— Start TASK INPUT —

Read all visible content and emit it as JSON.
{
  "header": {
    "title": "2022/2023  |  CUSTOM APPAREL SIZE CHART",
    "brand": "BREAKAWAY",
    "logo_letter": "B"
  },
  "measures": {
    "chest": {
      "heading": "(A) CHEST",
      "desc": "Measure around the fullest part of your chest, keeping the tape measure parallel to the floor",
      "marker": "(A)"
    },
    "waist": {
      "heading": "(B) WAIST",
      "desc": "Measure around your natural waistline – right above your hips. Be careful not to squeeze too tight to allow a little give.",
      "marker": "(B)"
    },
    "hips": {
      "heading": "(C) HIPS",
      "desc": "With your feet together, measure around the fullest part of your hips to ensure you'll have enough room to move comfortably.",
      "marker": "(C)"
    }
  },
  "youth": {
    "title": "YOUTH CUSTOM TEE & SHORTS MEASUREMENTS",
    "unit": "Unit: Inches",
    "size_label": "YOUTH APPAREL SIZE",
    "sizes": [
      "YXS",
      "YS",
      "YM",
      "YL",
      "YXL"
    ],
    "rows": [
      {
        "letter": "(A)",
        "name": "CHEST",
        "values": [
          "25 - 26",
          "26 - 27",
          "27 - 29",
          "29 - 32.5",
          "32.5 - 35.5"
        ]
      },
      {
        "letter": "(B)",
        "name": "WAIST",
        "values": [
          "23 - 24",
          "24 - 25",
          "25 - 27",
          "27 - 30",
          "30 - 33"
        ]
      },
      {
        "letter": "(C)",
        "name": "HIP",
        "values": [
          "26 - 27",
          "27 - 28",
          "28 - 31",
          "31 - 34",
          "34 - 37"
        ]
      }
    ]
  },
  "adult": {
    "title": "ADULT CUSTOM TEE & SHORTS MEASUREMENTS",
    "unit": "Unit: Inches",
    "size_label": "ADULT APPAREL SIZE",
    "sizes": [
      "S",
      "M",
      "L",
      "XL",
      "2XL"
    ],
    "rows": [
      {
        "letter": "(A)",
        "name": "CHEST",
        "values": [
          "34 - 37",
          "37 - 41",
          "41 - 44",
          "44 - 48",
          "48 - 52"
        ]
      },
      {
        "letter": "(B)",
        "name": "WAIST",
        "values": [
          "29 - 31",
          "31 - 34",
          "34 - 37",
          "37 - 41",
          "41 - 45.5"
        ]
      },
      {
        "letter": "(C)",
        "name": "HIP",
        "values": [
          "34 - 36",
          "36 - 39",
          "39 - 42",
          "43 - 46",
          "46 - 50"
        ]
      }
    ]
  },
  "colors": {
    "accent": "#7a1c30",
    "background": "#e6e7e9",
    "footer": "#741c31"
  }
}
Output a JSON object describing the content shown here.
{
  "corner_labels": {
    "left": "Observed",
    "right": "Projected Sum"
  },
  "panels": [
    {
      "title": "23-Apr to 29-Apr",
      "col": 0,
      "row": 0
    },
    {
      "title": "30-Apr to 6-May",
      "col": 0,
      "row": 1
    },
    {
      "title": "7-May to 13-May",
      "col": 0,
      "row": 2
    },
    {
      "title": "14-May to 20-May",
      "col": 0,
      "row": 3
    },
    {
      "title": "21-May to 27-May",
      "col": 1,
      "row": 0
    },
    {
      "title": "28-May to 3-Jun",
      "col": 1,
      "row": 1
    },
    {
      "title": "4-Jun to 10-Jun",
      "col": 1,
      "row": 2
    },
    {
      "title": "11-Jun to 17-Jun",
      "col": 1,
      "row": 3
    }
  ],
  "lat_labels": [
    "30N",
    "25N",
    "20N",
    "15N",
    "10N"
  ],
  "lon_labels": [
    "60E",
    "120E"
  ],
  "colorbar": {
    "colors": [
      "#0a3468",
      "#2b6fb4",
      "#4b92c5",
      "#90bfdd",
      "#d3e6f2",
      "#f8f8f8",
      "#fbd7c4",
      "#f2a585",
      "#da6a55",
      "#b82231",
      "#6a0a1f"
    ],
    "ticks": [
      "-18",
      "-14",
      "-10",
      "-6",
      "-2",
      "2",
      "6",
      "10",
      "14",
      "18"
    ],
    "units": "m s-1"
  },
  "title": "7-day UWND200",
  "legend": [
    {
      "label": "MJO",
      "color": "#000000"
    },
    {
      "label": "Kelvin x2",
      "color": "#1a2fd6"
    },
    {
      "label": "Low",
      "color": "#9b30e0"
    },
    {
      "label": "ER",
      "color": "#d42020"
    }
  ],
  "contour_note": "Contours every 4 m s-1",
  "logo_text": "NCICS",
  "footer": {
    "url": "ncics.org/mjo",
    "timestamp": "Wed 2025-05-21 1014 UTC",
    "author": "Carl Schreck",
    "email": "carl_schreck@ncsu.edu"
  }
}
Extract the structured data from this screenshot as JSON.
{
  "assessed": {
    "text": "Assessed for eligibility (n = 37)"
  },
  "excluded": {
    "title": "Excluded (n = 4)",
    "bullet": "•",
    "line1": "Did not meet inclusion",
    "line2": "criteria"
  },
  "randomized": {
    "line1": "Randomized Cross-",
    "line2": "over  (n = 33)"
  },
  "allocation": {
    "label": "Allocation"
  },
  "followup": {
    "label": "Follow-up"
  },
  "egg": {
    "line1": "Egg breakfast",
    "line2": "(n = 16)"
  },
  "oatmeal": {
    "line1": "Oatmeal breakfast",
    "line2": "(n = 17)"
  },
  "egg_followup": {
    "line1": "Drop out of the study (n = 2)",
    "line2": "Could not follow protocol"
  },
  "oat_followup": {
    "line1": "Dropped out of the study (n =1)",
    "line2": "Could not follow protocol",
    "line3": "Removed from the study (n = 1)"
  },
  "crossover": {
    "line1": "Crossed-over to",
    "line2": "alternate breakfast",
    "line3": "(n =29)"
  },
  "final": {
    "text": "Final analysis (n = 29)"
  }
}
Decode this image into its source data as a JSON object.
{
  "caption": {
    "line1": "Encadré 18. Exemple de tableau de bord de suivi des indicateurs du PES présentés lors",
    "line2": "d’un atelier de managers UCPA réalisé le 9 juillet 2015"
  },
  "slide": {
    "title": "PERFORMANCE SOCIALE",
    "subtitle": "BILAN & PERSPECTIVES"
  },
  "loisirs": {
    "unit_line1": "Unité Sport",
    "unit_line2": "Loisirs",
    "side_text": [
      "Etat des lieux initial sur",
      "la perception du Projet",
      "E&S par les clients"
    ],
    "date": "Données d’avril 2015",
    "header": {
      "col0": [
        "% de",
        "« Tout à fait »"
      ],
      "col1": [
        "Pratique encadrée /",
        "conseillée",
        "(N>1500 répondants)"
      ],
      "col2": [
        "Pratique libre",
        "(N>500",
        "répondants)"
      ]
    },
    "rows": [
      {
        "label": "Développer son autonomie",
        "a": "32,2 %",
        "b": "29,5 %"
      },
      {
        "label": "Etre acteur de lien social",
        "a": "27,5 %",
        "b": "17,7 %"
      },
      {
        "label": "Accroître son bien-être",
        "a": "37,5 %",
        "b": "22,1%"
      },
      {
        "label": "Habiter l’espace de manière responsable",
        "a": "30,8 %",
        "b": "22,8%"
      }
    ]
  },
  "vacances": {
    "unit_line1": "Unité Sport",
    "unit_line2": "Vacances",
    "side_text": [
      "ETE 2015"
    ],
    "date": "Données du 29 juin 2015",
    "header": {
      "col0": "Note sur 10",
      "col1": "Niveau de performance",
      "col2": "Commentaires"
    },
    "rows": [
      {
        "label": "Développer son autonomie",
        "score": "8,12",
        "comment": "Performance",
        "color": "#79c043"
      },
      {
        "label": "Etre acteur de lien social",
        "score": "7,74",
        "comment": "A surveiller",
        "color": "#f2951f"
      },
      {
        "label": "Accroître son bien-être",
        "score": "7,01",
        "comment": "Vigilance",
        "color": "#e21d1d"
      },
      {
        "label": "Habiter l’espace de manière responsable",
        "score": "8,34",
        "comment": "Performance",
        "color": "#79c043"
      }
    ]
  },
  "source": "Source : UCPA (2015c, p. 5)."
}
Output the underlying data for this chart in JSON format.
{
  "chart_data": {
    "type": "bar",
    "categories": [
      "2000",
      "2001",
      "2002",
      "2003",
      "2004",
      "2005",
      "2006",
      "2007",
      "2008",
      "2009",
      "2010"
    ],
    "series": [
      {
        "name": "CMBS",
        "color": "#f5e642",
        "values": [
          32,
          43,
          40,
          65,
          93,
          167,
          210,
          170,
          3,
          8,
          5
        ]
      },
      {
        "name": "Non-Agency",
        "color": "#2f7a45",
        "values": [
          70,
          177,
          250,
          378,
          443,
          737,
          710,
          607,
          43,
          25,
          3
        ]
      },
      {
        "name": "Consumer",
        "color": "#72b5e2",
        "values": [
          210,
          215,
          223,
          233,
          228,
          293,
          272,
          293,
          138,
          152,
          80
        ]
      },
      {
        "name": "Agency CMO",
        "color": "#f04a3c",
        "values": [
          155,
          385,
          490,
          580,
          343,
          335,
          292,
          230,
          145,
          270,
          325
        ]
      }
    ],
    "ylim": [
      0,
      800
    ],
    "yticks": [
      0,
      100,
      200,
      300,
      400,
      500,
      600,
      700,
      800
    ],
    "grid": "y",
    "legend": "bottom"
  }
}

— End TASK INPUT —

### WHAT NEEDS TO BE DONE
Check each line of the entries above, and show every one holding the word "content".

### SOLUTION TO THIS PROBLEM
Read all visible content and emit it as JSON.
Output a JSON object describing the content shown here.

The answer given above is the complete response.